— Start of Listing —

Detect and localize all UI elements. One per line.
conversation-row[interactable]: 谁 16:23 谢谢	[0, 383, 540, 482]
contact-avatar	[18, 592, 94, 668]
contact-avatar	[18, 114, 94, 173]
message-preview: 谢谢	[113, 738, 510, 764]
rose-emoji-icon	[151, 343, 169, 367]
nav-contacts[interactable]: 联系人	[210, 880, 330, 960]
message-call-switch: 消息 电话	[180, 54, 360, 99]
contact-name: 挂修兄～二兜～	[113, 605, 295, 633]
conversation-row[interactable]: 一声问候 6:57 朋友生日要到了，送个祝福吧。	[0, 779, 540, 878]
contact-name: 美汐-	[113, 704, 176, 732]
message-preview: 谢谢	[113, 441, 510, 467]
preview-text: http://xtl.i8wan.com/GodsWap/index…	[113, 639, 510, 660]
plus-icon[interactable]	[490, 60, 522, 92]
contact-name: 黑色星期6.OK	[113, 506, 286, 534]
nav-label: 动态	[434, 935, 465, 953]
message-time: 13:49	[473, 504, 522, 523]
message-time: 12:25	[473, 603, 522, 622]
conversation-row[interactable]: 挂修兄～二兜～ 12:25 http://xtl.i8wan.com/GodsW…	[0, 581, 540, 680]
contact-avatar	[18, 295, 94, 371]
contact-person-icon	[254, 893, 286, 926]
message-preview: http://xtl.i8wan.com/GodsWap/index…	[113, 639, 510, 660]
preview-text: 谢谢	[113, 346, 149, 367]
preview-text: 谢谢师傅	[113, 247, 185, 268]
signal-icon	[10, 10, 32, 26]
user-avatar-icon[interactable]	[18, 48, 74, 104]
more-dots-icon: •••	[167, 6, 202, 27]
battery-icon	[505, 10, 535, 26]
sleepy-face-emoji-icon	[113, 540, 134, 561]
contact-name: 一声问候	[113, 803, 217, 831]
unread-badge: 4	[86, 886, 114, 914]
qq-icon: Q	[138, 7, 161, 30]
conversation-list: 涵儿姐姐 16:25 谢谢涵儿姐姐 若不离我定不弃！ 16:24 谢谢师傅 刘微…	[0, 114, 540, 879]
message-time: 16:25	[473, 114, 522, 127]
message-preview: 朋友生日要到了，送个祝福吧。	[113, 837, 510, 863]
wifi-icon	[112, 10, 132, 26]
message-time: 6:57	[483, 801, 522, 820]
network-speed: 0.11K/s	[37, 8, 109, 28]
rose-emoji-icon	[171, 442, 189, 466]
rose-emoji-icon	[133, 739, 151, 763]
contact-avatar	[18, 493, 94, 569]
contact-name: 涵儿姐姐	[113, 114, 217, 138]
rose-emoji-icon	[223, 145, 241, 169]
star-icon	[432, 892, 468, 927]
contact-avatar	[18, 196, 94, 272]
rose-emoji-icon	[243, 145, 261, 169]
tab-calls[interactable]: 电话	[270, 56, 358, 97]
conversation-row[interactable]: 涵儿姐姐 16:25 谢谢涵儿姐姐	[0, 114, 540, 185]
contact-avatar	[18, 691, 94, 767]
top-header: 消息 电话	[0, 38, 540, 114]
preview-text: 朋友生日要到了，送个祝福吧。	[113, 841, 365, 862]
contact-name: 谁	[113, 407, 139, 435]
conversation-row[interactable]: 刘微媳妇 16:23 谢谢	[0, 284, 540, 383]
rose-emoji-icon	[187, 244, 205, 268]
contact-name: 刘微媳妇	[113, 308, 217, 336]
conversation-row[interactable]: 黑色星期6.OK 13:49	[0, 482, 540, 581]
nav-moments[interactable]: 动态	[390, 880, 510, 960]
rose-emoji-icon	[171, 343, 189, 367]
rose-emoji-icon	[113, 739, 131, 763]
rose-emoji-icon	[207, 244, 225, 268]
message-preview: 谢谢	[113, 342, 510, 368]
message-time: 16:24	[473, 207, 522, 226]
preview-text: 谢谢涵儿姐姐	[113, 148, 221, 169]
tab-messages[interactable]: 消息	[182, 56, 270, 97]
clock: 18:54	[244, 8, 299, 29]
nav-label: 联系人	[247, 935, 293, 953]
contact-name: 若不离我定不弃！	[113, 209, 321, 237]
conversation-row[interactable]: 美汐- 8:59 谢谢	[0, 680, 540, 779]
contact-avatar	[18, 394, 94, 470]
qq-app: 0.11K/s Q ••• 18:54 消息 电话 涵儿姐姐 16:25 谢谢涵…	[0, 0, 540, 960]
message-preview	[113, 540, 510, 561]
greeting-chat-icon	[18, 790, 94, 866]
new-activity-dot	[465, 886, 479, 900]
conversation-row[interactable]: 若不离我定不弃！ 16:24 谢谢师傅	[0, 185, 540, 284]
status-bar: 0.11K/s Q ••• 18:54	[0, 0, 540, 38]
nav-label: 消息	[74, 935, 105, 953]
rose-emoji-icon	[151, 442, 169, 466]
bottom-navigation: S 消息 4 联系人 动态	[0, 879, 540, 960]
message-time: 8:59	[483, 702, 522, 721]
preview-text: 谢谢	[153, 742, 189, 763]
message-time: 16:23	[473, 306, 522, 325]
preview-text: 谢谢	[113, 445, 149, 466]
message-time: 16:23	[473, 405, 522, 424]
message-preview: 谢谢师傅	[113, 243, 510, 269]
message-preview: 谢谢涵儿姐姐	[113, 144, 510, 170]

— End of Listing —

### Task statement:
Please render the records as a numbered list, from their first line through the line containing "704, 176, 732]", leaving out any blank lines.

### Solution to this problem:
1. Detect and localize all UI elements. One per line.
2. conversation-row[interactable]: 谁 16:23 谢谢	[0, 383, 540, 482]
3. contact-avatar	[18, 592, 94, 668]
4. contact-avatar	[18, 114, 94, 173]
5. message-preview: 谢谢	[113, 738, 510, 764]
6. rose-emoji-icon	[151, 343, 169, 367]
7. nav-contacts[interactable]: 联系人	[210, 880, 330, 960]
8. message-call-switch: 消息 电话	[180, 54, 360, 99]
9. contact-name: 挂修兄～二兜～	[113, 605, 295, 633]
10. conversation-row[interactable]: 一声问候 6:57 朋友生日要到了，送个祝福吧。	[0, 779, 540, 878]
11. contact-name: 美汐-	[113, 704, 176, 732]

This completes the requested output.